Records of where the elements appear:
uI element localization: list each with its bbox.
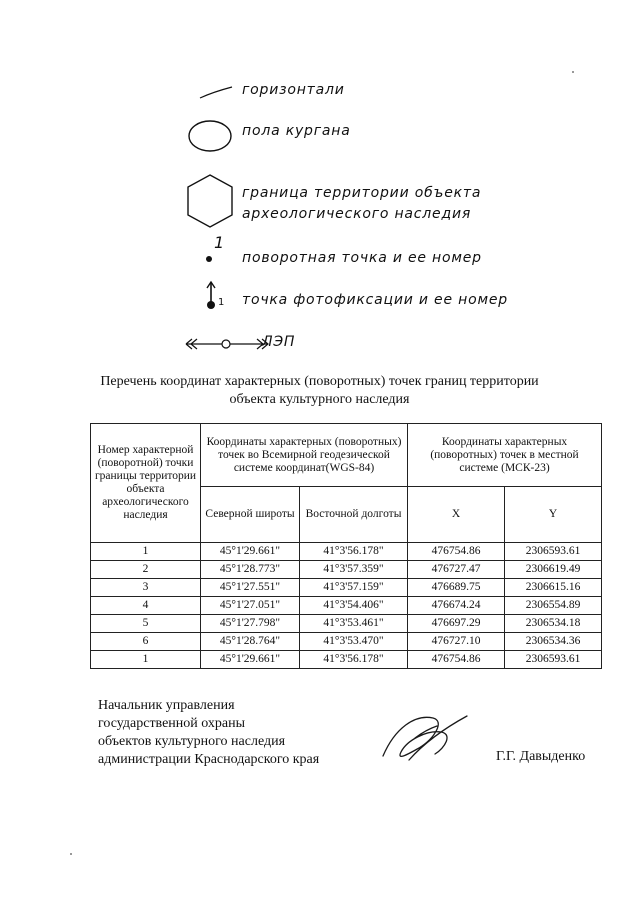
cell-y: 2306554.89 — [505, 597, 602, 615]
position-line-1: Начальник управления — [98, 698, 235, 713]
cell-number: 5 — [91, 615, 201, 633]
table-row — [91, 561, 602, 579]
legend-turn-point-label: поворотная точка и ее номер — [242, 250, 482, 266]
legend-boundary-label-1: граница территории объекта — [242, 185, 482, 201]
header-east: Восточной долготы — [300, 487, 408, 543]
cell-number: 2 — [91, 561, 201, 579]
legend-power-line-label: ЛЭП — [262, 334, 296, 350]
cell-number: 3 — [91, 579, 201, 597]
position-line-3: объектов культурного наследия — [98, 734, 286, 749]
cell-y: 2306619.49 — [505, 561, 602, 579]
cell-lat: 45°1'28.773" — [201, 561, 300, 579]
cell-x: 476754.86 — [408, 543, 505, 561]
cell-x: 476674.24 — [408, 597, 505, 615]
table-row — [91, 543, 602, 561]
table-row — [91, 579, 602, 597]
cell-lon: 41°3'53.470" — [300, 633, 408, 651]
cell-x: 476697.29 — [408, 615, 505, 633]
cell-x: 476727.10 — [408, 633, 505, 651]
cell-y: 2306534.36 — [505, 633, 602, 651]
cell-y: 2306593.61 — [505, 543, 602, 561]
handwritten-signature — [375, 708, 471, 768]
signature-block — [98, 697, 319, 769]
cell-lat: 45°1'27.798" — [201, 615, 300, 633]
cell-lon: 41°3'56.178" — [300, 543, 408, 561]
contour-line-icon — [198, 84, 234, 102]
cell-x: 476727.47 — [408, 561, 505, 579]
turn-point-number: 1 — [214, 233, 225, 252]
cell-y: 2306593.61 — [505, 651, 602, 669]
legend-photo-point-label: точка фотофиксации и ее номер — [242, 292, 508, 308]
legend-mound-floor-label: пола кургана — [242, 123, 351, 139]
table-row — [91, 597, 602, 615]
title-line-1: Перечень координат характерных (поворотных) точек границ территории — [100, 374, 539, 389]
ellipse-icon — [186, 118, 234, 154]
cell-lon: 41°3'53.461" — [300, 615, 408, 633]
cell-lon: 41°3'57.359" — [300, 561, 408, 579]
cell-x: 476754.86 — [408, 651, 505, 669]
cell-number: 6 — [91, 633, 201, 651]
header-wgs-group: Координаты характерных (поворотных) точек во Всемирной геодезической системе координат(WGS-84) — [201, 424, 408, 487]
scan-speck — [572, 71, 574, 73]
cell-lat: 45°1'27.051" — [201, 597, 300, 615]
position-line-4: администрации Краснодарского края — [98, 752, 320, 767]
cell-lat: 45°1'28.764" — [201, 633, 300, 651]
cell-number: 1 — [91, 543, 201, 561]
coordinates-table — [90, 423, 602, 669]
scan-speck — [70, 853, 72, 855]
table-row — [91, 651, 602, 669]
title-line-2: объекта культурного наследия — [229, 392, 410, 407]
table-row — [91, 615, 602, 633]
cell-lat: 45°1'29.661" — [201, 651, 300, 669]
legend-boundary-label-2: археологического наследия — [242, 206, 472, 222]
cell-number: 1 — [91, 651, 201, 669]
cell-lon: 41°3'57.159" — [300, 579, 408, 597]
header-point-number: Номер характерной (поворотной) точки границы территории объекта археологического наследия — [91, 424, 201, 543]
header-y: Y — [505, 487, 602, 543]
photo-point-number: 1 — [218, 297, 226, 308]
document-title — [0, 373, 639, 409]
hexagon-icon — [184, 172, 236, 230]
legend-contours-label: горизонтали — [242, 82, 345, 98]
cell-lat: 45°1'27.551" — [201, 579, 300, 597]
cell-lon: 41°3'54.406" — [300, 597, 408, 615]
cell-lat: 45°1'29.661" — [201, 543, 300, 561]
header-x: X — [408, 487, 505, 543]
position-line-2: государственной охраны — [98, 716, 246, 731]
cell-x: 476689.75 — [408, 579, 505, 597]
power-line-icon — [184, 336, 270, 352]
cell-y: 2306615.16 — [505, 579, 602, 597]
header-local-group: Координаты характерных (поворотных) точек в местной системе (МСК-23) — [408, 424, 602, 487]
signer-name: Г.Г. Давыденко — [496, 749, 586, 764]
dot-icon — [204, 254, 214, 264]
table-row — [91, 633, 602, 651]
cell-number: 4 — [91, 597, 201, 615]
cell-y: 2306534.18 — [505, 615, 602, 633]
cell-lon: 41°3'56.178" — [300, 651, 408, 669]
header-north: Северной широты — [201, 487, 300, 543]
photo-point-icon — [205, 280, 217, 312]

= Given instruction =
Reproduce every line of the material above word for word, leaving out the pictures.

= Response to the task =
uI element localization: list each with its bbox.
cell-y: 2306554.89 — [505, 597, 602, 615]
position-line-1: Начальник управления — [98, 698, 235, 713]
cell-number: 5 — [91, 615, 201, 633]
table-row — [91, 561, 602, 579]
legend-turn-point-label: поворотная точка и ее номер — [242, 250, 482, 266]
legend-boundary-label-1: граница территории объекта — [242, 185, 482, 201]
header-east: Восточной долготы — [300, 487, 408, 543]
cell-number: 2 — [91, 561, 201, 579]
legend-power-line-label: ЛЭП — [262, 334, 296, 350]
cell-number: 3 — [91, 579, 201, 597]
position-line-3: объектов культурного наследия — [98, 734, 286, 749]
cell-y: 2306619.49 — [505, 561, 602, 579]
cell-lat: 45°1'28.773" — [201, 561, 300, 579]
cell-x: 476754.86 — [408, 543, 505, 561]
cell-x: 476674.24 — [408, 597, 505, 615]
table-row — [91, 543, 602, 561]
table-row — [91, 579, 602, 597]
cell-lon: 41°3'53.470" — [300, 633, 408, 651]
cell-x: 476697.29 — [408, 615, 505, 633]
cell-x: 476727.10 — [408, 633, 505, 651]
cell-y: 2306534.36 — [505, 633, 602, 651]
cell-y: 2306593.61 — [505, 543, 602, 561]
handwritten-signature — [375, 708, 471, 768]
signature-block — [98, 697, 319, 769]
cell-lat: 45°1'27.798" — [201, 615, 300, 633]
cell-lon: 41°3'56.178" — [300, 543, 408, 561]
contour-line-icon — [198, 84, 234, 102]
cell-x: 476727.47 — [408, 561, 505, 579]
turn-point-number: 1 — [214, 233, 225, 252]
cell-y: 2306593.61 — [505, 651, 602, 669]
legend-photo-point-label: точка фотофиксации и ее номер — [242, 292, 508, 308]
legend-mound-floor-label: пола кургана — [242, 123, 351, 139]
table-row — [91, 597, 602, 615]
title-line-1: Перечень координат характерных (поворотных) точек границ территории — [100, 374, 539, 389]
ellipse-icon — [186, 118, 234, 154]
cell-lon: 41°3'53.461" — [300, 615, 408, 633]
cell-lon: 41°3'57.359" — [300, 561, 408, 579]
cell-x: 476754.86 — [408, 651, 505, 669]
cell-number: 6 — [91, 633, 201, 651]
header-wgs-group: Координаты характерных (поворотных) точек во Всемирной геодезической системе координат(WGS-84) — [201, 424, 408, 487]
scan-speck — [572, 71, 574, 73]
cell-lat: 45°1'27.051" — [201, 597, 300, 615]
position-line-4: администрации Краснодарского края — [98, 752, 320, 767]
cell-lat: 45°1'28.764" — [201, 633, 300, 651]
cell-number: 1 — [91, 543, 201, 561]
coordinates-table — [90, 423, 602, 669]
scan-speck — [70, 853, 72, 855]
table-row — [91, 651, 602, 669]
title-line-2: объекта культурного наследия — [229, 392, 410, 407]
table-row — [91, 615, 602, 633]
cell-lat: 45°1'29.661" — [201, 651, 300, 669]
legend-boundary-label-2: археологического наследия — [242, 206, 472, 222]
cell-number: 1 — [91, 651, 201, 669]
cell-lon: 41°3'57.159" — [300, 579, 408, 597]
header-point-number: Номер характерной (поворотной) точки границы территории объекта археологического наследия — [91, 424, 201, 543]
header-y: Y — [505, 487, 602, 543]
photo-point-number: 1 — [218, 297, 226, 308]
document-title — [0, 373, 639, 409]
hexagon-icon — [184, 172, 236, 230]
legend-contours-label: горизонтали — [242, 82, 345, 98]
cell-lat: 45°1'27.551" — [201, 579, 300, 597]
cell-lon: 41°3'54.406" — [300, 597, 408, 615]
cell-lat: 45°1'29.661" — [201, 543, 300, 561]
header-x: X — [408, 487, 505, 543]
position-line-2: государственной охраны — [98, 716, 246, 731]
cell-x: 476689.75 — [408, 579, 505, 597]
power-line-icon — [184, 336, 270, 352]
cell-y: 2306615.16 — [505, 579, 602, 597]
header-local-group: Координаты характерных (поворотных) точек в местной системе (МСК-23) — [408, 424, 602, 487]
signer-name: Г.Г. Давыденко — [496, 749, 586, 764]
dot-icon — [204, 254, 214, 264]
table-row — [91, 633, 602, 651]
cell-number: 4 — [91, 597, 201, 615]
cell-y: 2306534.18 — [505, 615, 602, 633]
cell-lon: 41°3'56.178" — [300, 651, 408, 669]
header-north: Северной широты — [201, 487, 300, 543]
photo-point-icon — [205, 280, 217, 312]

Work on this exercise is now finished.